▸ Problem details: Keep every line where the word "text" appears; drop the rest.

▸ Figure collection entries:
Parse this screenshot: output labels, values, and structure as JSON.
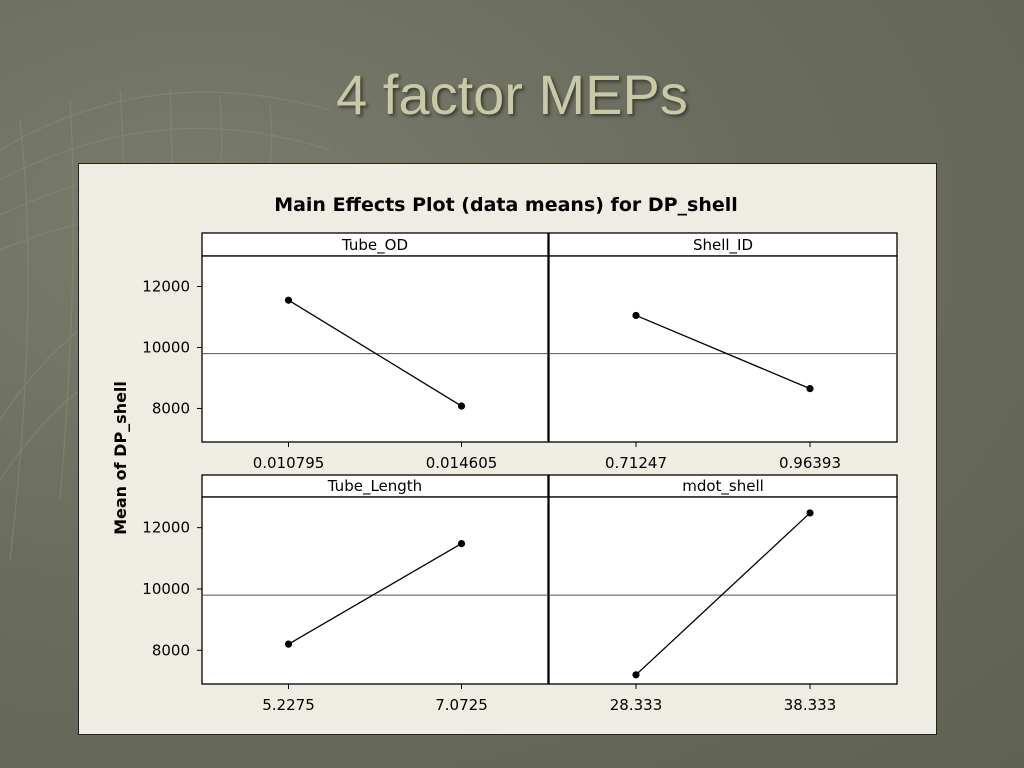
{
  "slide": {
    "title": "4 factor MEPs"
  },
  "chart_data": {
    "type": "line",
    "title": "Main Effects Plot (data means) for DP_shell",
    "ylabel": "Mean of DP_shell",
    "ylim": [
      6900,
      13000
    ],
    "yticks": [
      8000,
      10000,
      12000
    ],
    "grand_mean": 9800,
    "panels": [
      {
        "name": "Tube_OD",
        "x": [
          "0.010795",
          "0.014605"
        ],
        "values": [
          11550,
          8080
        ]
      },
      {
        "name": "Shell_ID",
        "x": [
          "0.71247",
          "0.96393"
        ],
        "values": [
          11050,
          8650
        ]
      },
      {
        "name": "Tube_Length",
        "x": [
          "5.2275",
          "7.0725"
        ],
        "values": [
          8200,
          11480
        ]
      },
      {
        "name": "mdot_shell",
        "x": [
          "28.333",
          "38.333"
        ],
        "values": [
          7200,
          12480
        ]
      }
    ],
    "colors": {
      "line": "#000000",
      "panel_bg": "#efece3",
      "plot_bg": "#ffffff"
    }
  }
}
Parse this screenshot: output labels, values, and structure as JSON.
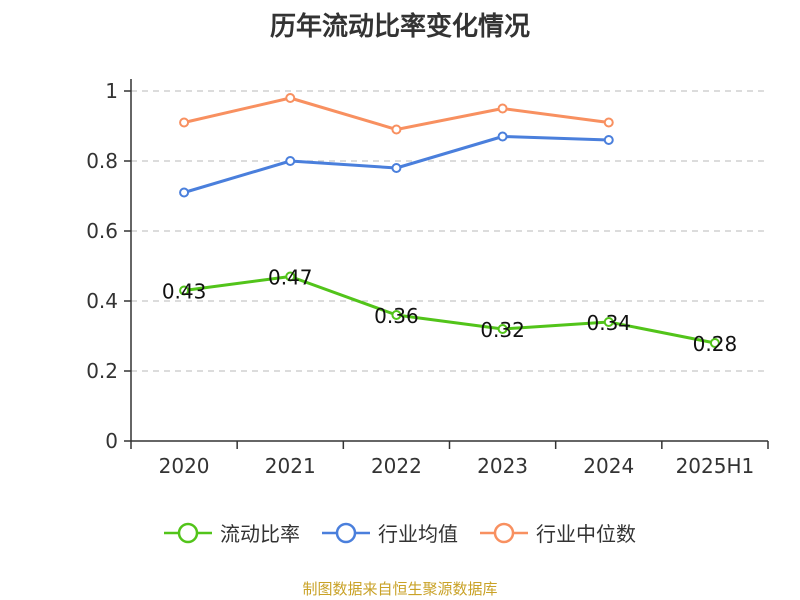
{
  "title": "历年流动比率变化情况",
  "source": "制图数据来自恒生聚源数据库",
  "chart_data": {
    "type": "line",
    "categories": [
      "2020",
      "2021",
      "2022",
      "2023",
      "2024",
      "2025H1"
    ],
    "ylim": [
      0,
      1
    ],
    "yticks": [
      "0",
      "0.2",
      "0.4",
      "0.6",
      "0.8",
      "1"
    ],
    "grid": true,
    "legend_position": "bottom",
    "series": [
      {
        "name": "流动比率",
        "color": "#52c41a",
        "values": [
          0.43,
          0.47,
          0.36,
          0.32,
          0.34,
          0.28
        ],
        "labels": [
          "0.43",
          "0.47",
          "0.36",
          "0.32",
          "0.34",
          "0.28"
        ]
      },
      {
        "name": "行业均值",
        "color": "#4a7fdc",
        "values": [
          0.71,
          0.8,
          0.78,
          0.87,
          0.86,
          null
        ]
      },
      {
        "name": "行业中位数",
        "color": "#f89060",
        "values": [
          0.91,
          0.98,
          0.89,
          0.95,
          0.91,
          null
        ]
      }
    ]
  }
}
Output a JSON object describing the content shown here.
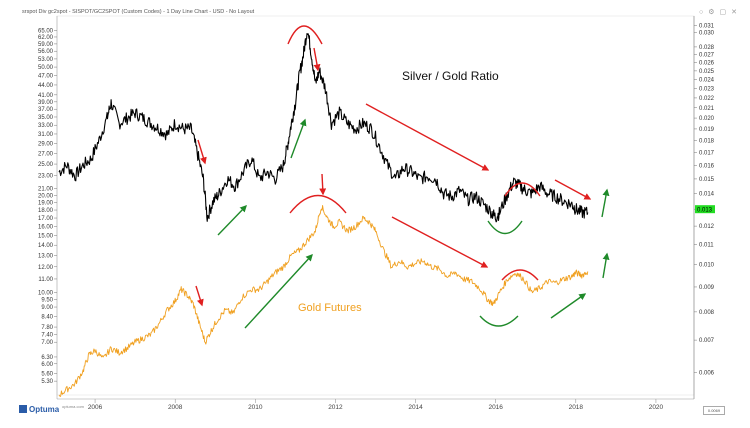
{
  "header": {
    "title": "srspot Div gc2spot - SISPOT/GC2SPOT (Custom Codes) - 1 Day Line Chart - USD - No Layout"
  },
  "window_icons": [
    "minimize-icon",
    "settings-icon",
    "maximize-icon",
    "close-icon"
  ],
  "footer": {
    "brand": "Optuma",
    "url": "optuma.com",
    "zoom_level": "0.0069"
  },
  "colors": {
    "silver_gold": "#000000",
    "gold": "#f0a020",
    "red_arrow": "#e02020",
    "green_arrow": "#1f8a2a",
    "label_orange": "#f0a020",
    "current_price_bg": "#22dd22"
  },
  "chart_data": {
    "type": "line",
    "x_ticks": [
      "2006",
      "2008",
      "2010",
      "2012",
      "2014",
      "2016",
      "2018",
      "2020"
    ],
    "left_axis": {
      "scale": "log",
      "ticks": [
        "65.00",
        "62.00",
        "59.00",
        "56.00",
        "53.00",
        "50.00",
        "47.00",
        "44.00",
        "41.00",
        "39.00",
        "37.00",
        "35.00",
        "33.00",
        "31.00",
        "29.00",
        "27.00",
        "25.00",
        "23.00",
        "21.00",
        "20.00",
        "19.00",
        "18.00",
        "17.00",
        "16.00",
        "15.00",
        "14.00",
        "13.00",
        "12.00",
        "11.00",
        "10.00",
        "9.50",
        "9.00",
        "8.40",
        "7.80",
        "7.40",
        "7.00",
        "6.30",
        "6.00",
        "5.60",
        "5.30"
      ]
    },
    "right_axis": {
      "scale": "log",
      "ticks": [
        "0.031",
        "0.030",
        "0.028",
        "0.027",
        "0.026",
        "0.025",
        "0.024",
        "0.023",
        "0.022",
        "0.021",
        "0.020",
        "0.019",
        "0.018",
        "0.017",
        "0.016",
        "0.015",
        "0.014",
        "0.013",
        "0.012",
        "0.011",
        "0.010",
        "0.009",
        "0.008",
        "0.007",
        "0.006"
      ],
      "current_value": "0.013"
    },
    "annotations": [
      {
        "text": "Silver / Gold Ratio"
      },
      {
        "text": "Gold Futures"
      }
    ],
    "series": [
      {
        "name": "Silver / Gold Ratio",
        "axis": "right",
        "points": [
          [
            2005.1,
            0.0155
          ],
          [
            2005.3,
            0.016
          ],
          [
            2005.5,
            0.0152
          ],
          [
            2005.7,
            0.016
          ],
          [
            2005.9,
            0.0165
          ],
          [
            2006.1,
            0.018
          ],
          [
            2006.3,
            0.02
          ],
          [
            2006.4,
            0.0215
          ],
          [
            2006.6,
            0.0195
          ],
          [
            2006.8,
            0.02
          ],
          [
            2007.0,
            0.0205
          ],
          [
            2007.2,
            0.02
          ],
          [
            2007.4,
            0.0195
          ],
          [
            2007.6,
            0.019
          ],
          [
            2007.8,
            0.0185
          ],
          [
            2008.0,
            0.0195
          ],
          [
            2008.2,
            0.019
          ],
          [
            2008.4,
            0.019
          ],
          [
            2008.55,
            0.017
          ],
          [
            2008.7,
            0.015
          ],
          [
            2008.8,
            0.0125
          ],
          [
            2008.95,
            0.0135
          ],
          [
            2009.1,
            0.014
          ],
          [
            2009.3,
            0.015
          ],
          [
            2009.5,
            0.0145
          ],
          [
            2009.7,
            0.0155
          ],
          [
            2009.9,
            0.0165
          ],
          [
            2010.1,
            0.015
          ],
          [
            2010.3,
            0.0155
          ],
          [
            2010.5,
            0.015
          ],
          [
            2010.7,
            0.016
          ],
          [
            2010.8,
            0.0175
          ],
          [
            2010.9,
            0.0195
          ],
          [
            2011.0,
            0.0215
          ],
          [
            2011.1,
            0.0245
          ],
          [
            2011.2,
            0.027
          ],
          [
            2011.3,
            0.0305
          ],
          [
            2011.4,
            0.027
          ],
          [
            2011.5,
            0.0235
          ],
          [
            2011.6,
            0.025
          ],
          [
            2011.75,
            0.023
          ],
          [
            2011.9,
            0.0195
          ],
          [
            2012.1,
            0.0205
          ],
          [
            2012.3,
            0.0195
          ],
          [
            2012.5,
            0.019
          ],
          [
            2012.7,
            0.0195
          ],
          [
            2012.9,
            0.019
          ],
          [
            2013.1,
            0.0175
          ],
          [
            2013.3,
            0.016
          ],
          [
            2013.5,
            0.015
          ],
          [
            2013.7,
            0.0158
          ],
          [
            2013.9,
            0.0155
          ],
          [
            2014.1,
            0.015
          ],
          [
            2014.3,
            0.0152
          ],
          [
            2014.5,
            0.015
          ],
          [
            2014.7,
            0.014
          ],
          [
            2014.9,
            0.0138
          ],
          [
            2015.1,
            0.0142
          ],
          [
            2015.3,
            0.0136
          ],
          [
            2015.5,
            0.0138
          ],
          [
            2015.7,
            0.0133
          ],
          [
            2015.9,
            0.0128
          ],
          [
            2016.0,
            0.0125
          ],
          [
            2016.1,
            0.0128
          ],
          [
            2016.3,
            0.014
          ],
          [
            2016.45,
            0.0148
          ],
          [
            2016.6,
            0.0145
          ],
          [
            2016.75,
            0.0142
          ],
          [
            2016.9,
            0.014
          ],
          [
            2017.1,
            0.0145
          ],
          [
            2017.3,
            0.014
          ],
          [
            2017.5,
            0.0138
          ],
          [
            2017.7,
            0.0135
          ],
          [
            2017.9,
            0.0133
          ],
          [
            2018.0,
            0.013
          ],
          [
            2018.15,
            0.0128
          ],
          [
            2018.3,
            0.0128
          ]
        ]
      },
      {
        "name": "Gold Futures",
        "axis": "left",
        "points": [
          [
            2005.1,
            4.8
          ],
          [
            2005.3,
            5.0
          ],
          [
            2005.5,
            5.2
          ],
          [
            2005.7,
            5.7
          ],
          [
            2005.85,
            6.4
          ],
          [
            2006.0,
            6.6
          ],
          [
            2006.2,
            6.2
          ],
          [
            2006.4,
            6.7
          ],
          [
            2006.6,
            6.5
          ],
          [
            2006.8,
            6.7
          ],
          [
            2007.0,
            7.0
          ],
          [
            2007.2,
            7.2
          ],
          [
            2007.4,
            7.4
          ],
          [
            2007.6,
            8.0
          ],
          [
            2007.8,
            8.8
          ],
          [
            2008.0,
            9.4
          ],
          [
            2008.15,
            10.2
          ],
          [
            2008.3,
            9.8
          ],
          [
            2008.45,
            9.2
          ],
          [
            2008.6,
            8.0
          ],
          [
            2008.75,
            7.0
          ],
          [
            2008.9,
            7.6
          ],
          [
            2009.05,
            8.2
          ],
          [
            2009.25,
            8.8
          ],
          [
            2009.45,
            8.6
          ],
          [
            2009.65,
            9.6
          ],
          [
            2009.9,
            10.2
          ],
          [
            2010.1,
            10.2
          ],
          [
            2010.3,
            10.8
          ],
          [
            2010.5,
            11.5
          ],
          [
            2010.7,
            12.0
          ],
          [
            2010.9,
            13.0
          ],
          [
            2011.1,
            13.5
          ],
          [
            2011.3,
            14.5
          ],
          [
            2011.5,
            15.5
          ],
          [
            2011.65,
            18.5
          ],
          [
            2011.8,
            17.0
          ],
          [
            2011.95,
            16.0
          ],
          [
            2012.1,
            16.5
          ],
          [
            2012.3,
            15.5
          ],
          [
            2012.5,
            16.0
          ],
          [
            2012.7,
            17.0
          ],
          [
            2012.85,
            16.5
          ],
          [
            2013.0,
            15.5
          ],
          [
            2013.2,
            13.5
          ],
          [
            2013.4,
            12.0
          ],
          [
            2013.6,
            12.5
          ],
          [
            2013.8,
            12.0
          ],
          [
            2014.0,
            12.3
          ],
          [
            2014.2,
            12.5
          ],
          [
            2014.4,
            12.0
          ],
          [
            2014.6,
            11.8
          ],
          [
            2014.8,
            11.2
          ],
          [
            2015.0,
            11.5
          ],
          [
            2015.2,
            11.0
          ],
          [
            2015.4,
            10.8
          ],
          [
            2015.6,
            10.3
          ],
          [
            2015.8,
            9.5
          ],
          [
            2015.95,
            9.2
          ],
          [
            2016.1,
            10.0
          ],
          [
            2016.3,
            11.0
          ],
          [
            2016.5,
            11.5
          ],
          [
            2016.7,
            11.0
          ],
          [
            2016.9,
            10.0
          ],
          [
            2017.1,
            10.3
          ],
          [
            2017.3,
            10.8
          ],
          [
            2017.5,
            10.7
          ],
          [
            2017.7,
            11.0
          ],
          [
            2017.9,
            11.2
          ],
          [
            2018.0,
            11.5
          ],
          [
            2018.15,
            11.3
          ],
          [
            2018.3,
            11.6
          ]
        ]
      }
    ]
  }
}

▸ Result:
        "text": "Silver / Gold Ratio"
        "text": "Gold Futures"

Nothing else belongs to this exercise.